Requirement:
Write out every entry exactly as it stands.

● ● ●

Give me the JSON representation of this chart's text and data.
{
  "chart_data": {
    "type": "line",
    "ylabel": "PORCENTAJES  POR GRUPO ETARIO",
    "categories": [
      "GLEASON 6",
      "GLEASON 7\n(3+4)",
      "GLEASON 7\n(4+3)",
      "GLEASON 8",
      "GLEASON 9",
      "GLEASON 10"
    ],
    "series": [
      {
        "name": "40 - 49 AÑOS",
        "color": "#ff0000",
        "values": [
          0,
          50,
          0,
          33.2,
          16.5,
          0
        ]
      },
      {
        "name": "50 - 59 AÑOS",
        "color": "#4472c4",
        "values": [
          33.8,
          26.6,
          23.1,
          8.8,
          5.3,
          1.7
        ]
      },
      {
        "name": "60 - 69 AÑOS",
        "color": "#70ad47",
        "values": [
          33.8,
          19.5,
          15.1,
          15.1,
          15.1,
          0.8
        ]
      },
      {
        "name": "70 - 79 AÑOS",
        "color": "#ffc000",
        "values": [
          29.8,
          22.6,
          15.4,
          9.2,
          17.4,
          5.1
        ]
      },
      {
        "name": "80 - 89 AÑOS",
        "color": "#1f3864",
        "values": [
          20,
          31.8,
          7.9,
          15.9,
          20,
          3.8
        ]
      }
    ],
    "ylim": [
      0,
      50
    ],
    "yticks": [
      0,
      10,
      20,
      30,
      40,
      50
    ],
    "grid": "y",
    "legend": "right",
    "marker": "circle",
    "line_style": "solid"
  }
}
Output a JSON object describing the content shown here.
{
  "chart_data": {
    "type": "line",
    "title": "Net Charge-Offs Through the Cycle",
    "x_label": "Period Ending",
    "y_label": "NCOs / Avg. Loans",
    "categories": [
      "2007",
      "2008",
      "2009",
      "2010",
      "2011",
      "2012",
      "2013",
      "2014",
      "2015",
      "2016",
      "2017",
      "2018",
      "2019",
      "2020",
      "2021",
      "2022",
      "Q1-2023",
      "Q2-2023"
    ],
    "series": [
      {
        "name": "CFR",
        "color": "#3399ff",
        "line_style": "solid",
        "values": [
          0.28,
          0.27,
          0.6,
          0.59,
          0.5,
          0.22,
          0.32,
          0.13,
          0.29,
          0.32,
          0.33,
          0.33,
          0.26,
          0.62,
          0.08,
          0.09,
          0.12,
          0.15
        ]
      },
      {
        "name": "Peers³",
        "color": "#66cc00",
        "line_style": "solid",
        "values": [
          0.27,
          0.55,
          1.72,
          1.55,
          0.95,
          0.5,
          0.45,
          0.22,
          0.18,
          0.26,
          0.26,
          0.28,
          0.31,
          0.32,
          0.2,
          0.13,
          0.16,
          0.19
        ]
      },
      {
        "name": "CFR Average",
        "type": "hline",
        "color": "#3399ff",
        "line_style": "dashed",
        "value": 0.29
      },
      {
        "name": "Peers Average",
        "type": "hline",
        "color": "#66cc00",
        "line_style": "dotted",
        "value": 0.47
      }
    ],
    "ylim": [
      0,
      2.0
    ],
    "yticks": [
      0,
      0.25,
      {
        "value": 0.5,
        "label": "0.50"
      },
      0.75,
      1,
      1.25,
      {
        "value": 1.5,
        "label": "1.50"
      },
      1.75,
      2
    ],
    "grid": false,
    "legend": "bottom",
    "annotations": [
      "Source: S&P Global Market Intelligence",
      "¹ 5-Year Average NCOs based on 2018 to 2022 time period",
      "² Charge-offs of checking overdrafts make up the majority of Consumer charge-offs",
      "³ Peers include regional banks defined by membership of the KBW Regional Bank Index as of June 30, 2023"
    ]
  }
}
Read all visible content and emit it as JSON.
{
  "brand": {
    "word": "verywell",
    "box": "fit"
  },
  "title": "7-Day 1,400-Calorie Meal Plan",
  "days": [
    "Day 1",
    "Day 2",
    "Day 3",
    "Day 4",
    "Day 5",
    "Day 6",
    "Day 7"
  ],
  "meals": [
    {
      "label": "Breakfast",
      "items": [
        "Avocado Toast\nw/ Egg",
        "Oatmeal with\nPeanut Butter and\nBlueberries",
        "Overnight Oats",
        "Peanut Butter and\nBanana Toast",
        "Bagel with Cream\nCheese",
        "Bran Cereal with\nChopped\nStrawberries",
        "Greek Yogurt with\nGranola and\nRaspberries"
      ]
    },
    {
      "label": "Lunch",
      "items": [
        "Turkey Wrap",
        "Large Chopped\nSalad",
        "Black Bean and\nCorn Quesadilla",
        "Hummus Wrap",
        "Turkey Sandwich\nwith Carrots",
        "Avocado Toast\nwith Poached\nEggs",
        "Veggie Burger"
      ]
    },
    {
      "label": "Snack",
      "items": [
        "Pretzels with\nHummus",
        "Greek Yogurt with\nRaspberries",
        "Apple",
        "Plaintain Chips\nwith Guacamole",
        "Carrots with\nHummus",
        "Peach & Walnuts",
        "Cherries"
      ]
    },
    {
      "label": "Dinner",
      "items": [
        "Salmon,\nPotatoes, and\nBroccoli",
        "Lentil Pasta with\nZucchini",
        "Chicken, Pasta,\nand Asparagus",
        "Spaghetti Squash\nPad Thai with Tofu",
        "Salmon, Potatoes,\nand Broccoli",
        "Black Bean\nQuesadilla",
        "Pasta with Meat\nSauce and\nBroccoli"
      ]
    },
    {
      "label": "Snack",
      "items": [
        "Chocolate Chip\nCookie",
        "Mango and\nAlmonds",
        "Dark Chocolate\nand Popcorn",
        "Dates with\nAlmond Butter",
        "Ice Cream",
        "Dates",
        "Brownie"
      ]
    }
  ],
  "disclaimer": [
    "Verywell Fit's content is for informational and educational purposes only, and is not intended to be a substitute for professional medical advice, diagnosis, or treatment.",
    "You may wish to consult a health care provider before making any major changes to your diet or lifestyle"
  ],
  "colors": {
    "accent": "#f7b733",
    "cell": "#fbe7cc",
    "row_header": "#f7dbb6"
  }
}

● ● ●

Response:
Give me the JSON representation of this chart's text and data.
{
  "chart_data": {
    "type": "line",
    "ylabel": "PORCENTAJES  POR GRUPO ETARIO",
    "categories": [
      "GLEASON 6",
      "GLEASON 7\n(3+4)",
      "GLEASON 7\n(4+3)",
      "GLEASON 8",
      "GLEASON 9",
      "GLEASON 10"
    ],
    "series": [
      {
        "name": "40 - 49 AÑOS",
        "color": "#ff0000",
        "values": [
          0,
          50,
          0,
          33.2,
          16.5,
          0
        ]
      },
      {
        "name": "50 - 59 AÑOS",
        "color": "#4472c4",
        "values": [
          33.8,
          26.6,
          23.1,
          8.8,
          5.3,
          1.7
        ]
      },
      {
        "name": "60 - 69 AÑOS",
        "color": "#70ad47",
        "values": [
          33.8,
          19.5,
          15.1,
          15.1,
          15.1,
          0.8
        ]
      },
      {
        "name": "70 - 79 AÑOS",
        "color": "#ffc000",
        "values": [
          29.8,
          22.6,
          15.4,
          9.2,
          17.4,
          5.1
        ]
      },
      {
        "name": "80 - 89 AÑOS",
        "color": "#1f3864",
        "values": [
          20,
          31.8,
          7.9,
          15.9,
          20,
          3.8
        ]
      }
    ],
    "ylim": [
      0,
      50
    ],
    "yticks": [
      0,
      10,
      20,
      30,
      40,
      50
    ],
    "grid": "y",
    "legend": "right",
    "marker": "circle",
    "line_style": "solid"
  }
}
Output a JSON object describing the content shown here.
{
  "chart_data": {
    "type": "line",
    "title": "Net Charge-Offs Through the Cycle",
    "x_label": "Period Ending",
    "y_label": "NCOs / Avg. Loans",
    "categories": [
      "2007",
      "2008",
      "2009",
      "2010",
      "2011",
      "2012",
      "2013",
      "2014",
      "2015",
      "2016",
      "2017",
      "2018",
      "2019",
      "2020",
      "2021",
      "2022",
      "Q1-2023",
      "Q2-2023"
    ],
    "series": [
      {
        "name": "CFR",
        "color": "#3399ff",
        "line_style": "solid",
        "values": [
          0.28,
          0.27,
          0.6,
          0.59,
          0.5,
          0.22,
          0.32,
          0.13,
          0.29,
          0.32,
          0.33,
          0.33,
          0.26,
          0.62,
          0.08,
          0.09,
          0.12,
          0.15
        ]
      },
      {
        "name": "Peers³",
        "color": "#66cc00",
        "line_style": "solid",
        "values": [
          0.27,
          0.55,
          1.72,
          1.55,
          0.95,
          0.5,
          0.45,
          0.22,
          0.18,
          0.26,
          0.26,
          0.28,
          0.31,
          0.32,
          0.2,
          0.13,
          0.16,
          0.19
        ]
      },
      {
        "name": "CFR Average",
        "type": "hline",
        "color": "#3399ff",
        "line_style": "dashed",
        "value": 0.29
      },
      {
        "name": "Peers Average",
        "type": "hline",
        "color": "#66cc00",
        "line_style": "dotted",
        "value": 0.47
      }
    ],
    "ylim": [
      0,
      2.0
    ],
    "yticks": [
      0,
      0.25,
      {
        "value": 0.5,
        "label": "0.50"
      },
      0.75,
      1,
      1.25,
      {
        "value": 1.5,
        "label": "1.50"
      },
      1.75,
      2
    ],
    "grid": false,
    "legend": "bottom",
    "annotations": [
      "Source: S&P Global Market Intelligence",
      "¹ 5-Year Average NCOs based on 2018 to 2022 time period",
      "² Charge-offs of checking overdrafts make up the majority of Consumer charge-offs",
      "³ Peers include regional banks defined by membership of the KBW Regional Bank Index as of June 30, 2023"
    ]
  }
}
Read all visible content and emit it as JSON.
{
  "brand": {
    "word": "verywell",
    "box": "fit"
  },
  "title": "7-Day 1,400-Calorie Meal Plan",
  "days": [
    "Day 1",
    "Day 2",
    "Day 3",
    "Day 4",
    "Day 5",
    "Day 6",
    "Day 7"
  ],
  "meals": [
    {
      "label": "Breakfast",
      "items": [
        "Avocado Toast\nw/ Egg",
        "Oatmeal with\nPeanut Butter and\nBlueberries",
        "Overnight Oats",
        "Peanut Butter and\nBanana Toast",
        "Bagel with Cream\nCheese",
        "Bran Cereal with\nChopped\nStrawberries",
        "Greek Yogurt with\nGranola and\nRaspberries"
      ]
    },
    {
      "label": "Lunch",
      "items": [
        "Turkey Wrap",
        "Large Chopped\nSalad",
        "Black Bean and\nCorn Quesadilla",
        "Hummus Wrap",
        "Turkey Sandwich\nwith Carrots",
        "Avocado Toast\nwith Poached\nEggs",
        "Veggie Burger"
      ]
    },
    {
      "label": "Snack",
      "items": [
        "Pretzels with\nHummus",
        "Greek Yogurt with\nRaspberries",
        "Apple",
        "Plaintain Chips\nwith Guacamole",
        "Carrots with\nHummus",
        "Peach & Walnuts",
        "Cherries"
      ]
    },
    {
      "label": "Dinner",
      "items": [
        "Salmon,\nPotatoes, and\nBroccoli",
        "Lentil Pasta with\nZucchini",
        "Chicken, Pasta,\nand Asparagus",
        "Spaghetti Squash\nPad Thai with Tofu",
        "Salmon, Potatoes,\nand Broccoli",
        "Black Bean\nQuesadilla",
        "Pasta with Meat\nSauce and\nBroccoli"
      ]
    },
    {
      "label": "Snack",
      "items": [
        "Chocolate Chip\nCookie",
        "Mango and\nAlmonds",
        "Dark Chocolate\nand Popcorn",
        "Dates with\nAlmond Butter",
        "Ice Cream",
        "Dates",
        "Brownie"
      ]
    }
  ],
  "disclaimer": [
    "Verywell Fit's content is for informational and educational purposes only, and is not intended to be a substitute for professional medical advice, diagnosis, or treatment.",
    "You may wish to consult a health care provider before making any major changes to your diet or lifestyle"
  ],
  "colors": {
    "accent": "#f7b733",
    "cell": "#fbe7cc",
    "row_header": "#f7dbb6"
  }
}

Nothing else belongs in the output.